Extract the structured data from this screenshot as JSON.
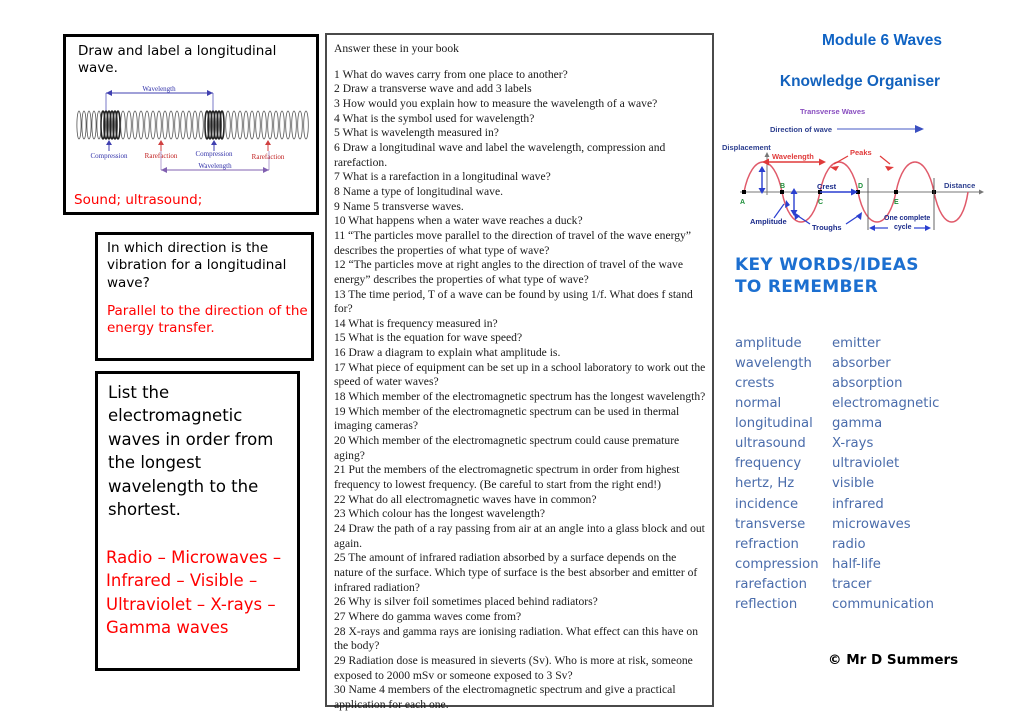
{
  "document": {
    "title_line1": "Module 6 Waves",
    "title_line2": "Knowledge Organiser",
    "copyright": "© Mr D Summers",
    "accent_blue": "#1362bd",
    "keyword_blue": "#4a6cab",
    "answer_red": "#ff0000"
  },
  "flashcards": [
    {
      "question": "Draw and label a longitudinal wave.",
      "answer": "Sound; ultrasound;",
      "diagram": {
        "name": "longitudinal-wave-diagram",
        "labels": [
          "Wavelength",
          "Compression",
          "Rarefaction",
          "Compression",
          "Rarefaction",
          "Wavelength"
        ]
      }
    },
    {
      "question": "In which direction is the vibration for a longitudinal wave?",
      "answer": " Parallel to the direction of the energy transfer."
    },
    {
      "question": "List the electromagnetic waves in order from the longest wavelength to the shortest.",
      "answer": " Radio – Microwaves – Infrared – Visible – Ultraviolet – X-rays – Gamma waves"
    }
  ],
  "questions_panel": {
    "heading": "Answer these in your book",
    "items": [
      "1 What do waves carry from one place to another?",
      "2 Draw a transverse wave and add 3 labels",
      "3 How would you explain how to measure the wavelength of a wave?",
      "4 What is the symbol used for wavelength?",
      "5 What is wavelength measured in?",
      "6 Draw a longitudinal wave and label the wavelength, compression and rarefaction.",
      "7 What is a rarefaction in a longitudinal wave?",
      "8 Name a type of longitudinal wave.",
      "9 Name 5 transverse waves.",
      "10 What happens when a water wave reaches a duck?",
      "11 “The particles move parallel to the direction of travel of the wave energy” describes the properties of what type of wave?",
      "12 “The particles move at right angles to the direction of travel of the wave energy” describes the properties of what type of wave?",
      "13 The time period, T of a wave can be found by using 1/f. What does f stand for?",
      "14 What is frequency measured in?",
      "15 What is the equation for wave speed?",
      "16 Draw a diagram to explain what amplitude is.",
      "17 What piece of equipment can be set up in a school laboratory to work out the speed of water waves?",
      "18 Which member of the electromagnetic spectrum has the longest wavelength?",
      "19 Which member of the electromagnetic spectrum can be used in thermal imaging cameras?",
      "20 Which member of the electromagnetic spectrum could cause premature aging?",
      "21 Put the members of the electromagnetic spectrum in order from highest frequency to lowest frequency. (Be careful to start from the right end!)",
      "22 What do all electromagnetic waves have in common?",
      "23 Which colour has the longest wavelength?",
      "24 Draw the path of a ray passing from air at an angle into a glass block and out again.",
      "25 The amount of infrared radiation absorbed by a surface depends on the nature of the surface. Which type of surface is the best absorber and emitter of infrared radiation?",
      "26 Why is silver foil sometimes placed behind radiators?",
      "27 Where do gamma waves come from?",
      "28 X-rays and gamma rays are ionising radiation. What effect can this have on the body?",
      "29 Radiation dose is measured in sieverts (Sv). Who is more at risk, someone exposed to 2000 mSv or someone exposed to 3 Sv?",
      "30 Name 4 members of the electromagnetic spectrum and give a practical application for each one."
    ]
  },
  "transverse_diagram": {
    "name": "transverse-wave-diagram",
    "title": "Transverse Waves",
    "direction_label": "Direction of wave",
    "y_axis_label": "Displacement",
    "x_axis_label": "Distance",
    "labels": [
      "Wavelength",
      "Peaks",
      "Crest",
      "Amplitude",
      "Troughs",
      "One complete cycle"
    ],
    "points": [
      "A",
      "B",
      "C",
      "D",
      "E"
    ]
  },
  "keywords": {
    "title_line1": "KEY WORDS/IDEAS",
    "title_line2": "TO REMEMBER",
    "rows": [
      [
        "amplitude",
        "emitter"
      ],
      [
        "wavelength",
        "absorber"
      ],
      [
        "crests",
        "absorption"
      ],
      [
        "normal",
        "electromagnetic"
      ],
      [
        "longitudinal",
        "gamma"
      ],
      [
        "ultrasound",
        "X-rays"
      ],
      [
        "frequency",
        "ultraviolet"
      ],
      [
        "hertz, Hz",
        "visible"
      ],
      [
        "incidence",
        "infrared"
      ],
      [
        "transverse",
        "microwaves"
      ],
      [
        "refraction",
        "radio"
      ],
      [
        "compression",
        "half-life"
      ],
      [
        "rarefaction",
        "tracer"
      ],
      [
        "reflection",
        "communication"
      ]
    ]
  }
}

OBJECTIVE: Each line in the records above should be reproduced exactly; images are not copied.

THE RESULT:
Extract the structured data from this screenshot as JSON.
{
  "document": {
    "title_line1": "Module 6 Waves",
    "title_line2": "Knowledge Organiser",
    "copyright": "© Mr D Summers",
    "accent_blue": "#1362bd",
    "keyword_blue": "#4a6cab",
    "answer_red": "#ff0000"
  },
  "flashcards": [
    {
      "question": "Draw and label a longitudinal wave.",
      "answer": "Sound; ultrasound;",
      "diagram": {
        "name": "longitudinal-wave-diagram",
        "labels": [
          "Wavelength",
          "Compression",
          "Rarefaction",
          "Compression",
          "Rarefaction",
          "Wavelength"
        ]
      }
    },
    {
      "question": "In which direction is the vibration for a longitudinal wave?",
      "answer": " Parallel to the direction of the energy transfer."
    },
    {
      "question": "List the electromagnetic waves in order from the longest wavelength to the shortest.",
      "answer": " Radio – Microwaves – Infrared – Visible – Ultraviolet – X-rays – Gamma waves"
    }
  ],
  "questions_panel": {
    "heading": "Answer these in your book",
    "items": [
      "1 What do waves carry from one place to another?",
      "2 Draw a transverse wave and add 3 labels",
      "3 How would you explain how to measure the wavelength of a wave?",
      "4 What is the symbol used for wavelength?",
      "5 What is wavelength measured in?",
      "6 Draw a longitudinal wave and label the wavelength, compression and rarefaction.",
      "7 What is a rarefaction in a longitudinal wave?",
      "8 Name a type of longitudinal wave.",
      "9 Name 5 transverse waves.",
      "10 What happens when a water wave reaches a duck?",
      "11 “The particles move parallel to the direction of travel of the wave energy” describes the properties of what type of wave?",
      "12 “The particles move at right angles to the direction of travel of the wave energy” describes the properties of what type of wave?",
      "13 The time period, T of a wave can be found by using 1/f. What does f stand for?",
      "14 What is frequency measured in?",
      "15 What is the equation for wave speed?",
      "16 Draw a diagram to explain what amplitude is.",
      "17 What piece of equipment can be set up in a school laboratory to work out the speed of water waves?",
      "18 Which member of the electromagnetic spectrum has the longest wavelength?",
      "19 Which member of the electromagnetic spectrum can be used in thermal imaging cameras?",
      "20 Which member of the electromagnetic spectrum could cause premature aging?",
      "21 Put the members of the electromagnetic spectrum in order from highest frequency to lowest frequency. (Be careful to start from the right end!)",
      "22 What do all electromagnetic waves have in common?",
      "23 Which colour has the longest wavelength?",
      "24 Draw the path of a ray passing from air at an angle into a glass block and out again.",
      "25 The amount of infrared radiation absorbed by a surface depends on the nature of the surface. Which type of surface is the best absorber and emitter of infrared radiation?",
      "26 Why is silver foil sometimes placed behind radiators?",
      "27 Where do gamma waves come from?",
      "28 X-rays and gamma rays are ionising radiation. What effect can this have on the body?",
      "29 Radiation dose is measured in sieverts (Sv). Who is more at risk, someone exposed to 2000 mSv or someone exposed to 3 Sv?",
      "30 Name 4 members of the electromagnetic spectrum and give a practical application for each one."
    ]
  },
  "transverse_diagram": {
    "name": "transverse-wave-diagram",
    "title": "Transverse Waves",
    "direction_label": "Direction of wave",
    "y_axis_label": "Displacement",
    "x_axis_label": "Distance",
    "labels": [
      "Wavelength",
      "Peaks",
      "Crest",
      "Amplitude",
      "Troughs",
      "One complete cycle"
    ],
    "points": [
      "A",
      "B",
      "C",
      "D",
      "E"
    ]
  },
  "keywords": {
    "title_line1": "KEY WORDS/IDEAS",
    "title_line2": "TO REMEMBER",
    "rows": [
      [
        "amplitude",
        "emitter"
      ],
      [
        "wavelength",
        "absorber"
      ],
      [
        "crests",
        "absorption"
      ],
      [
        "normal",
        "electromagnetic"
      ],
      [
        "longitudinal",
        "gamma"
      ],
      [
        "ultrasound",
        "X-rays"
      ],
      [
        "frequency",
        "ultraviolet"
      ],
      [
        "hertz, Hz",
        "visible"
      ],
      [
        "incidence",
        "infrared"
      ],
      [
        "transverse",
        "microwaves"
      ],
      [
        "refraction",
        "radio"
      ],
      [
        "compression",
        "half-life"
      ],
      [
        "rarefaction",
        "tracer"
      ],
      [
        "reflection",
        "communication"
      ]
    ]
  }
}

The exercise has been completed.